**YOUR GOAL:**
All lines from the one with "Decode this image" to the end need to be copied exactly, with nothing before them.

**MATERIALS PROVIDED:**
....................

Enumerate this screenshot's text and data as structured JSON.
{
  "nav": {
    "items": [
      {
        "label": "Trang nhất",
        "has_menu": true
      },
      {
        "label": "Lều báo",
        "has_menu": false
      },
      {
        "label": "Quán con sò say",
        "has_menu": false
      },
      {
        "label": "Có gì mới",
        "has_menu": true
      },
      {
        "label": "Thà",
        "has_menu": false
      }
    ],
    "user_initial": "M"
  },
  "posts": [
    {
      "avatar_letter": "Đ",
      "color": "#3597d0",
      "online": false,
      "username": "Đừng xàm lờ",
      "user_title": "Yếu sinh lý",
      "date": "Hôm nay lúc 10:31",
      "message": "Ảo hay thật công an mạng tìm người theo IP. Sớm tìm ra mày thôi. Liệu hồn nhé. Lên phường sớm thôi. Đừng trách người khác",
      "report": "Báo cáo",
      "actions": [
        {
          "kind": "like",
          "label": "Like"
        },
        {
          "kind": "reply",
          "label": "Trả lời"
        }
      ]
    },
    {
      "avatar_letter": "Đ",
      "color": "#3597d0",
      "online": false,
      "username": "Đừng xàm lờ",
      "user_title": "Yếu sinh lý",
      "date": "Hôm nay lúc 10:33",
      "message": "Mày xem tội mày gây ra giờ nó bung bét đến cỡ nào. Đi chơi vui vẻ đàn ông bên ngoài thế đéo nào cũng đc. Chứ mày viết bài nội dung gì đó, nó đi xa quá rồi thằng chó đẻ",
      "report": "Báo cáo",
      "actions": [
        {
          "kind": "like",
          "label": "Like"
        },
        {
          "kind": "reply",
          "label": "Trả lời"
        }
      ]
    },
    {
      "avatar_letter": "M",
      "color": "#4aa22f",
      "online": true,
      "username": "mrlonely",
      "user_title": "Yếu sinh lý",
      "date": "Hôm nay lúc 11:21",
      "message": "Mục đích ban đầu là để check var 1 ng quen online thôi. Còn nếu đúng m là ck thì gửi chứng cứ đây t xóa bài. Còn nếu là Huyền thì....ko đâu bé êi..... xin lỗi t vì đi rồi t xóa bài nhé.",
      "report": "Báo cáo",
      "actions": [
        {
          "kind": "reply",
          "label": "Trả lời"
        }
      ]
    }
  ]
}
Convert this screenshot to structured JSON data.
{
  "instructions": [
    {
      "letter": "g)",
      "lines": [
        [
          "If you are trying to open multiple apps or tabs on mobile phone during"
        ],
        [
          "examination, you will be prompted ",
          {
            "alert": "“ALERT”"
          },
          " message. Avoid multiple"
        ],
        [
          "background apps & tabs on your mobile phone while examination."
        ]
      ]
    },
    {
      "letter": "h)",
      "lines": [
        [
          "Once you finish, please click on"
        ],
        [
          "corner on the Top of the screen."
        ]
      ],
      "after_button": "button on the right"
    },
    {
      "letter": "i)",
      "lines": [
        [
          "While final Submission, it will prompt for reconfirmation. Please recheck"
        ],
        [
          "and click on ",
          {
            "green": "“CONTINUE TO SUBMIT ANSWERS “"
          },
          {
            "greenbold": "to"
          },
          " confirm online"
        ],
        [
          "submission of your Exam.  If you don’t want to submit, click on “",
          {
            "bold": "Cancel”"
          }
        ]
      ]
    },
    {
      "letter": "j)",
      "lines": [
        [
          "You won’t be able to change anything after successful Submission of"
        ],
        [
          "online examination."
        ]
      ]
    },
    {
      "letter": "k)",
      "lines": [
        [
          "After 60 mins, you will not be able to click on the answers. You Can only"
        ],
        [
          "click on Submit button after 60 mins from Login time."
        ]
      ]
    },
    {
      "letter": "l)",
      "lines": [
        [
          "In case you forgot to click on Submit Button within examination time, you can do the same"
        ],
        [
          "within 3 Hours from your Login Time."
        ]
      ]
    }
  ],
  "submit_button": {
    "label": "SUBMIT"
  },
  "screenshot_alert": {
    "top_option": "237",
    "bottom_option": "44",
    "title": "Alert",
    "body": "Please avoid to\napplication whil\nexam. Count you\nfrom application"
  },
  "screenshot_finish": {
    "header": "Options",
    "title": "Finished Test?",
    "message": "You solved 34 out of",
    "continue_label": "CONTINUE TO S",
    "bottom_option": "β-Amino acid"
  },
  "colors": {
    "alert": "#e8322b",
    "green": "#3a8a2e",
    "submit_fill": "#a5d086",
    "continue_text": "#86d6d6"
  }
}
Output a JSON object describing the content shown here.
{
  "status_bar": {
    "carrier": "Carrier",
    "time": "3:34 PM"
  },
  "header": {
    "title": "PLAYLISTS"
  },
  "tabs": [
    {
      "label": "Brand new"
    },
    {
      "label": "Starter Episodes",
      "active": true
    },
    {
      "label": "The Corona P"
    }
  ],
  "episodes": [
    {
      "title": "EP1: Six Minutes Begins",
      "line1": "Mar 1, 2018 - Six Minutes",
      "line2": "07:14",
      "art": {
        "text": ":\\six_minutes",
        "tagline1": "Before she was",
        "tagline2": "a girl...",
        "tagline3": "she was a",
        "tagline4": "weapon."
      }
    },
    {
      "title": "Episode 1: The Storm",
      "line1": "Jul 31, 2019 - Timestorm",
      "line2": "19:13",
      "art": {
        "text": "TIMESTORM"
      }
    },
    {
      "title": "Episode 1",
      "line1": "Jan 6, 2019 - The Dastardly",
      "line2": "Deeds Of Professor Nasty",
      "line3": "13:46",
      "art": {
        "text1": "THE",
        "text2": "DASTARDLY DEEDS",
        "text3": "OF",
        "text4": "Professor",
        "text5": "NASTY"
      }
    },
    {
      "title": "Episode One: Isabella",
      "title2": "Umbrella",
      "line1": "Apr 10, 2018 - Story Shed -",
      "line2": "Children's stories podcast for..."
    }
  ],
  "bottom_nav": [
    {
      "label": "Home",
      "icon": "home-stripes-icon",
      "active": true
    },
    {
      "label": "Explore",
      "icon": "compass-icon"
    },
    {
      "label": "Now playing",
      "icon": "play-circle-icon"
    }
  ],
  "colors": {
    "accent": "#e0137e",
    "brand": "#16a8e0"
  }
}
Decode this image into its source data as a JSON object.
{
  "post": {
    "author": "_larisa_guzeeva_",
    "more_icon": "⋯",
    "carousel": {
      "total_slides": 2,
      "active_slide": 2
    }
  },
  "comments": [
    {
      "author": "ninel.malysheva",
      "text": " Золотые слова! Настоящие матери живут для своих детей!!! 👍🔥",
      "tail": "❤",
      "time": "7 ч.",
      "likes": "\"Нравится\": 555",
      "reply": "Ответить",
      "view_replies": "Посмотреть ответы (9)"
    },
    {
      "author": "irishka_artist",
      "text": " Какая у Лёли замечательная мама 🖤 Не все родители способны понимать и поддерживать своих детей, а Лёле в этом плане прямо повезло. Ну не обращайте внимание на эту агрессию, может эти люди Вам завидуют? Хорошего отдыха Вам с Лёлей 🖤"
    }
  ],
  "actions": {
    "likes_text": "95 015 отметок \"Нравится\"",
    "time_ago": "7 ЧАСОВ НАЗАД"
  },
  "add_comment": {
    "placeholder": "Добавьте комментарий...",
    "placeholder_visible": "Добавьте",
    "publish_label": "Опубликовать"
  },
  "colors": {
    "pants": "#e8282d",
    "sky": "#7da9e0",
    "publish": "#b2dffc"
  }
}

....................

**CORRECT RESULT:**
Decode this image into its source data as a JSON object.
{
  "post": {
    "author": "_larisa_guzeeva_",
    "more_icon": "⋯",
    "carousel": {
      "total_slides": 2,
      "active_slide": 2
    }
  },
  "comments": [
    {
      "author": "ninel.malysheva",
      "text": " Золотые слова! Настоящие матери живут для своих детей!!! 👍🔥",
      "tail": "❤",
      "time": "7 ч.",
      "likes": "\"Нравится\": 555",
      "reply": "Ответить",
      "view_replies": "Посмотреть ответы (9)"
    },
    {
      "author": "irishka_artist",
      "text": " Какая у Лёли замечательная мама 🖤 Не все родители способны понимать и поддерживать своих детей, а Лёле в этом плане прямо повезло. Ну не обращайте внимание на эту агрессию, может эти люди Вам завидуют? Хорошего отдыха Вам с Лёлей 🖤"
    }
  ],
  "actions": {
    "likes_text": "95 015 отметок \"Нравится\"",
    "time_ago": "7 ЧАСОВ НАЗАД"
  },
  "add_comment": {
    "placeholder": "Добавьте комментарий...",
    "placeholder_visible": "Добавьте",
    "publish_label": "Опубликовать"
  },
  "colors": {
    "pants": "#e8282d",
    "sky": "#7da9e0",
    "publish": "#b2dffc"
  }
}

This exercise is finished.